Task to complete =>
Repeat every line of the material, character for character.

····················

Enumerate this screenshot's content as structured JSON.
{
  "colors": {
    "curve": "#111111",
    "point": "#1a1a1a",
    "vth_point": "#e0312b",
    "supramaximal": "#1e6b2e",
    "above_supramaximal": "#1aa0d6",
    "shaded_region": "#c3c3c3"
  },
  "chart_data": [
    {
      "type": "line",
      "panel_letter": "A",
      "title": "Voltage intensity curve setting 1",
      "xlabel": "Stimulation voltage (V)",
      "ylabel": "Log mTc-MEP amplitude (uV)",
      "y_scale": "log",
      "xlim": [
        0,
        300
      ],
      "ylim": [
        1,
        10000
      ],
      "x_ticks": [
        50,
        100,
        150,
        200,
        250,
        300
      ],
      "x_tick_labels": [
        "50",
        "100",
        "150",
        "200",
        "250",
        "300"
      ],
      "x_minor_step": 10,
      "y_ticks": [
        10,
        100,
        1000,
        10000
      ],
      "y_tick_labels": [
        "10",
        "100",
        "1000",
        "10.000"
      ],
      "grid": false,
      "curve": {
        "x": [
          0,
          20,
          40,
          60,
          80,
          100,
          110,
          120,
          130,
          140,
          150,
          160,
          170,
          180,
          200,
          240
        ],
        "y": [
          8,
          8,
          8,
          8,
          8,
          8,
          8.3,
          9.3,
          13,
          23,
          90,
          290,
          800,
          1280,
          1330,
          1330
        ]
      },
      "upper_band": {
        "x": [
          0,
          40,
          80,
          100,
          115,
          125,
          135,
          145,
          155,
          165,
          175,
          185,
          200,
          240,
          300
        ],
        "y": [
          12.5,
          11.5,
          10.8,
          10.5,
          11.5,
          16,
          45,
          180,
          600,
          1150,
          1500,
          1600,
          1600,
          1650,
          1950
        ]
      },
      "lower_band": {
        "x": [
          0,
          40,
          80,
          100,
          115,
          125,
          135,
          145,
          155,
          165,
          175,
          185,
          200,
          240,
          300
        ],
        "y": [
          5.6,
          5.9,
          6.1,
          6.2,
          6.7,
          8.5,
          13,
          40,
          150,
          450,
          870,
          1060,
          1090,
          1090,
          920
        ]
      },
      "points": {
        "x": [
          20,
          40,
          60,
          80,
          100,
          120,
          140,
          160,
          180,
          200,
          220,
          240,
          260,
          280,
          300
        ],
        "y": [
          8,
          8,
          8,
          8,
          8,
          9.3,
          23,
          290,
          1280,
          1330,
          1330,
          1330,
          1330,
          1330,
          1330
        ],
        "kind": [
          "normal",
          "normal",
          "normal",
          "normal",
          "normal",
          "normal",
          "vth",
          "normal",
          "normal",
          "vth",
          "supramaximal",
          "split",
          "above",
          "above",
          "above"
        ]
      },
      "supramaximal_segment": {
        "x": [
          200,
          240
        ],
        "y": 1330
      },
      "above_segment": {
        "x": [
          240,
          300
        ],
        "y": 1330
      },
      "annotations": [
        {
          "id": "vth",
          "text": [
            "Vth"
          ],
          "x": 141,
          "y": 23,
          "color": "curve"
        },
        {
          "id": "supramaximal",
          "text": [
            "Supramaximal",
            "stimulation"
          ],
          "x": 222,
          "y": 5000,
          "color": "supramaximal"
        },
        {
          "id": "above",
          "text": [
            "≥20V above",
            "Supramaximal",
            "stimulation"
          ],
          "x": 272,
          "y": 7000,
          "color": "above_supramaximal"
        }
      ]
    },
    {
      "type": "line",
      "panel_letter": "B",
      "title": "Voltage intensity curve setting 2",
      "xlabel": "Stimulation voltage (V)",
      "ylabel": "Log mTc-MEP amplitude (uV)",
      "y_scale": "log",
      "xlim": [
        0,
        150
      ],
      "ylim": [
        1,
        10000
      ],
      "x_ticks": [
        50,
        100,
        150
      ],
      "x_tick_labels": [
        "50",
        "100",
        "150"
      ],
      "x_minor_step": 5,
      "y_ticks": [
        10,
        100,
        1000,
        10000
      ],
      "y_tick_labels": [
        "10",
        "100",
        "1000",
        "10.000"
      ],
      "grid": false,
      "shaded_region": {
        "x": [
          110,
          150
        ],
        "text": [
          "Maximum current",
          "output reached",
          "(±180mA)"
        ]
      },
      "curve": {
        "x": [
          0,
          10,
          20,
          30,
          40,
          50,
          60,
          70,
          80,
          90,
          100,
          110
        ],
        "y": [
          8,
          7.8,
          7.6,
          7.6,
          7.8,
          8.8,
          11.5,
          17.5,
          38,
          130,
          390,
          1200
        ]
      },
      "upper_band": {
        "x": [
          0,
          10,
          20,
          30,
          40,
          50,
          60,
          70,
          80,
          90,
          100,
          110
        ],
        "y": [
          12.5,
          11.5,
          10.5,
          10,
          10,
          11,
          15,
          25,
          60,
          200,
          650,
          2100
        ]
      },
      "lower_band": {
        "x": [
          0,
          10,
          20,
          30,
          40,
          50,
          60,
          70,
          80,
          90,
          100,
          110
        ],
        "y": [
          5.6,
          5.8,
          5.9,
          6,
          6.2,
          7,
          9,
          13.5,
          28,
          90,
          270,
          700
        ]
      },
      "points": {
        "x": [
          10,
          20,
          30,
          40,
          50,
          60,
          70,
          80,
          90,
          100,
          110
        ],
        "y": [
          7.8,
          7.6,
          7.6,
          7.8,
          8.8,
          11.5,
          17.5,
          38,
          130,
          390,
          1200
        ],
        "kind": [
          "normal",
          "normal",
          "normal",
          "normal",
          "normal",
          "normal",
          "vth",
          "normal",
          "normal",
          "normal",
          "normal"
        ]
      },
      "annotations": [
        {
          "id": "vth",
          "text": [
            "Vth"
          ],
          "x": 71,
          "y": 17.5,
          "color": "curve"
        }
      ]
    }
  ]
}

····················

Final result =>
Enumerate this screenshot's content as structured JSON.
{
  "colors": {
    "curve": "#111111",
    "point": "#1a1a1a",
    "vth_point": "#e0312b",
    "supramaximal": "#1e6b2e",
    "above_supramaximal": "#1aa0d6",
    "shaded_region": "#c3c3c3"
  },
  "chart_data": [
    {
      "type": "line",
      "panel_letter": "A",
      "title": "Voltage intensity curve setting 1",
      "xlabel": "Stimulation voltage (V)",
      "ylabel": "Log mTc-MEP amplitude (uV)",
      "y_scale": "log",
      "xlim": [
        0,
        300
      ],
      "ylim": [
        1,
        10000
      ],
      "x_ticks": [
        50,
        100,
        150,
        200,
        250,
        300
      ],
      "x_tick_labels": [
        "50",
        "100",
        "150",
        "200",
        "250",
        "300"
      ],
      "x_minor_step": 10,
      "y_ticks": [
        10,
        100,
        1000,
        10000
      ],
      "y_tick_labels": [
        "10",
        "100",
        "1000",
        "10.000"
      ],
      "grid": false,
      "curve": {
        "x": [
          0,
          20,
          40,
          60,
          80,
          100,
          110,
          120,
          130,
          140,
          150,
          160,
          170,
          180,
          200,
          240
        ],
        "y": [
          8,
          8,
          8,
          8,
          8,
          8,
          8.3,
          9.3,
          13,
          23,
          90,
          290,
          800,
          1280,
          1330,
          1330
        ]
      },
      "upper_band": {
        "x": [
          0,
          40,
          80,
          100,
          115,
          125,
          135,
          145,
          155,
          165,
          175,
          185,
          200,
          240,
          300
        ],
        "y": [
          12.5,
          11.5,
          10.8,
          10.5,
          11.5,
          16,
          45,
          180,
          600,
          1150,
          1500,
          1600,
          1600,
          1650,
          1950
        ]
      },
      "lower_band": {
        "x": [
          0,
          40,
          80,
          100,
          115,
          125,
          135,
          145,
          155,
          165,
          175,
          185,
          200,
          240,
          300
        ],
        "y": [
          5.6,
          5.9,
          6.1,
          6.2,
          6.7,
          8.5,
          13,
          40,
          150,
          450,
          870,
          1060,
          1090,
          1090,
          920
        ]
      },
      "points": {
        "x": [
          20,
          40,
          60,
          80,
          100,
          120,
          140,
          160,
          180,
          200,
          220,
          240,
          260,
          280,
          300
        ],
        "y": [
          8,
          8,
          8,
          8,
          8,
          9.3,
          23,
          290,
          1280,
          1330,
          1330,
          1330,
          1330,
          1330,
          1330
        ],
        "kind": [
          "normal",
          "normal",
          "normal",
          "normal",
          "normal",
          "normal",
          "vth",
          "normal",
          "normal",
          "vth",
          "supramaximal",
          "split",
          "above",
          "above",
          "above"
        ]
      },
      "supramaximal_segment": {
        "x": [
          200,
          240
        ],
        "y": 1330
      },
      "above_segment": {
        "x": [
          240,
          300
        ],
        "y": 1330
      },
      "annotations": [
        {
          "id": "vth",
          "text": [
            "Vth"
          ],
          "x": 141,
          "y": 23,
          "color": "curve"
        },
        {
          "id": "supramaximal",
          "text": [
            "Supramaximal",
            "stimulation"
          ],
          "x": 222,
          "y": 5000,
          "color": "supramaximal"
        },
        {
          "id": "above",
          "text": [
            "≥20V above",
            "Supramaximal",
            "stimulation"
          ],
          "x": 272,
          "y": 7000,
          "color": "above_supramaximal"
        }
      ]
    },
    {
      "type": "line",
      "panel_letter": "B",
      "title": "Voltage intensity curve setting 2",
      "xlabel": "Stimulation voltage (V)",
      "ylabel": "Log mTc-MEP amplitude (uV)",
      "y_scale": "log",
      "xlim": [
        0,
        150
      ],
      "ylim": [
        1,
        10000
      ],
      "x_ticks": [
        50,
        100,
        150
      ],
      "x_tick_labels": [
        "50",
        "100",
        "150"
      ],
      "x_minor_step": 5,
      "y_ticks": [
        10,
        100,
        1000,
        10000
      ],
      "y_tick_labels": [
        "10",
        "100",
        "1000",
        "10.000"
      ],
      "grid": false,
      "shaded_region": {
        "x": [
          110,
          150
        ],
        "text": [
          "Maximum current",
          "output reached",
          "(±180mA)"
        ]
      },
      "curve": {
        "x": [
          0,
          10,
          20,
          30,
          40,
          50,
          60,
          70,
          80,
          90,
          100,
          110
        ],
        "y": [
          8,
          7.8,
          7.6,
          7.6,
          7.8,
          8.8,
          11.5,
          17.5,
          38,
          130,
          390,
          1200
        ]
      },
      "upper_band": {
        "x": [
          0,
          10,
          20,
          30,
          40,
          50,
          60,
          70,
          80,
          90,
          100,
          110
        ],
        "y": [
          12.5,
          11.5,
          10.5,
          10,
          10,
          11,
          15,
          25,
          60,
          200,
          650,
          2100
        ]
      },
      "lower_band": {
        "x": [
          0,
          10,
          20,
          30,
          40,
          50,
          60,
          70,
          80,
          90,
          100,
          110
        ],
        "y": [
          5.6,
          5.8,
          5.9,
          6,
          6.2,
          7,
          9,
          13.5,
          28,
          90,
          270,
          700
        ]
      },
      "points": {
        "x": [
          10,
          20,
          30,
          40,
          50,
          60,
          70,
          80,
          90,
          100,
          110
        ],
        "y": [
          7.8,
          7.6,
          7.6,
          7.8,
          8.8,
          11.5,
          17.5,
          38,
          130,
          390,
          1200
        ],
        "kind": [
          "normal",
          "normal",
          "normal",
          "normal",
          "normal",
          "normal",
          "vth",
          "normal",
          "normal",
          "normal",
          "normal"
        ]
      },
      "annotations": [
        {
          "id": "vth",
          "text": [
            "Vth"
          ],
          "x": 71,
          "y": 17.5,
          "color": "curve"
        }
      ]
    }
  ]
}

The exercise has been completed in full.